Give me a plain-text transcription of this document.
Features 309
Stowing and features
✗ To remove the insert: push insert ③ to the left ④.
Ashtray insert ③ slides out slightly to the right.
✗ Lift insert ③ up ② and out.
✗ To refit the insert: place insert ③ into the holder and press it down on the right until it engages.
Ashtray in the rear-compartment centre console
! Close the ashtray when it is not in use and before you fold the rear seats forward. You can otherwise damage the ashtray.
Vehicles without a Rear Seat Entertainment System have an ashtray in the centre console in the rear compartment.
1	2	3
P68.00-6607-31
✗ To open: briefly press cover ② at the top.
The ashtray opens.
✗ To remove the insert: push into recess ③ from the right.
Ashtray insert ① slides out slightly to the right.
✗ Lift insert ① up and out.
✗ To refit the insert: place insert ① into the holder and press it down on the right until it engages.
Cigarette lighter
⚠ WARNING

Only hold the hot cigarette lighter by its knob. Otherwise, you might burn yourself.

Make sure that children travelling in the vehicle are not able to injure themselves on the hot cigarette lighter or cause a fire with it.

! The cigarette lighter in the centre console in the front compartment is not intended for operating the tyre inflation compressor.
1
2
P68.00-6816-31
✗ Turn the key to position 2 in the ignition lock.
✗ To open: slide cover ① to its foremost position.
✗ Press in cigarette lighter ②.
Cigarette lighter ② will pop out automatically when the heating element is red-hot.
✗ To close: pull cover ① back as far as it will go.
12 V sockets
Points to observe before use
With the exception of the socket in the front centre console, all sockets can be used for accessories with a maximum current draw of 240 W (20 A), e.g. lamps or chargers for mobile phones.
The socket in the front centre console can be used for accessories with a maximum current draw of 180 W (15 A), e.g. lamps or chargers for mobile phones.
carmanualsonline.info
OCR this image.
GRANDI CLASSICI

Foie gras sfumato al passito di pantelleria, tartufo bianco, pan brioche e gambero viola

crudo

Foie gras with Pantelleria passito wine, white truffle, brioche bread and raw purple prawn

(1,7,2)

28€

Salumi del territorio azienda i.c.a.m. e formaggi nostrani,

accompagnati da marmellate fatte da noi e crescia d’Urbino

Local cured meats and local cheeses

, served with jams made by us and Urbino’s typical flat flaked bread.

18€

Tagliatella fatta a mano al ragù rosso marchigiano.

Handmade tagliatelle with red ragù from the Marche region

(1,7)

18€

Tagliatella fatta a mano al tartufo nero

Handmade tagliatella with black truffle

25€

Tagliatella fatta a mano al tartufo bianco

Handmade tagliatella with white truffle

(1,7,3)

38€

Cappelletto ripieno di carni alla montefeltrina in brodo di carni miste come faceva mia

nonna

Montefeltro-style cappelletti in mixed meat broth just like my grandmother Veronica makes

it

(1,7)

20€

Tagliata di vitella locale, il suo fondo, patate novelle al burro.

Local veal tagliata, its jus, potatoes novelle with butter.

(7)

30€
--
◆ Your objective ◆
Exact copies of all the records are required.

◆ Answer for this exercise ◆
Give me a plain-text transcription of this document.
Features 309
Stowing and features
✗ To remove the insert: push insert ③ to the left ④.
Ashtray insert ③ slides out slightly to the right.
✗ Lift insert ③ up ② and out.
✗ To refit the insert: place insert ③ into the holder and press it down on the right until it engages.
Ashtray in the rear-compartment centre console
! Close the ashtray when it is not in use and before you fold the rear seats forward. You can otherwise damage the ashtray.
Vehicles without a Rear Seat Entertainment System have an ashtray in the centre console in the rear compartment.
1	2	3
P68.00-6607-31
✗ To open: briefly press cover ② at the top.
The ashtray opens.
✗ To remove the insert: push into recess ③ from the right.
Ashtray insert ① slides out slightly to the right.
✗ Lift insert ① up and out.
✗ To refit the insert: place insert ① into the holder and press it down on the right until it engages.
Cigarette lighter
⚠ WARNING

Only hold the hot cigarette lighter by its knob. Otherwise, you might burn yourself.

Make sure that children travelling in the vehicle are not able to injure themselves on the hot cigarette lighter or cause a fire with it.

! The cigarette lighter in the centre console in the front compartment is not intended for operating the tyre inflation compressor.
1
2
P68.00-6816-31
✗ Turn the key to position 2 in the ignition lock.
✗ To open: slide cover ① to its foremost position.
✗ Press in cigarette lighter ②.
Cigarette lighter ② will pop out automatically when the heating element is red-hot.
✗ To close: pull cover ① back as far as it will go.
12 V sockets
Points to observe before use
With the exception of the socket in the front centre console, all sockets can be used for accessories with a maximum current draw of 240 W (20 A), e.g. lamps or chargers for mobile phones.
The socket in the front centre console can be used for accessories with a maximum current draw of 180 W (15 A), e.g. lamps or chargers for mobile phones.
carmanualsonline.info
OCR this image.
GRANDI CLASSICI

Foie gras sfumato al passito di pantelleria, tartufo bianco, pan brioche e gambero viola

crudo

Foie gras with Pantelleria passito wine, white truffle, brioche bread and raw purple prawn

(1,7,2)

28€

Salumi del territorio azienda i.c.a.m. e formaggi nostrani,

accompagnati da marmellate fatte da noi e crescia d’Urbino

Local cured meats and local cheeses

, served with jams made by us and Urbino’s typical flat flaked bread.

18€

Tagliatella fatta a mano al ragù rosso marchigiano.

Handmade tagliatelle with red ragù from the Marche region

(1,7)

18€

Tagliatella fatta a mano al tartufo nero

Handmade tagliatella with black truffle

25€

Tagliatella fatta a mano al tartufo bianco

Handmade tagliatella with white truffle

(1,7,3)

38€

Cappelletto ripieno di carni alla montefeltrina in brodo di carni miste come faceva mia

nonna

Montefeltro-style cappelletti in mixed meat broth just like my grandmother Veronica makes

it

(1,7)

20€

Tagliata di vitella locale, il suo fondo, patate novelle al burro.

Local veal tagliata, its jus, potatoes novelle with butter.

(7)

30€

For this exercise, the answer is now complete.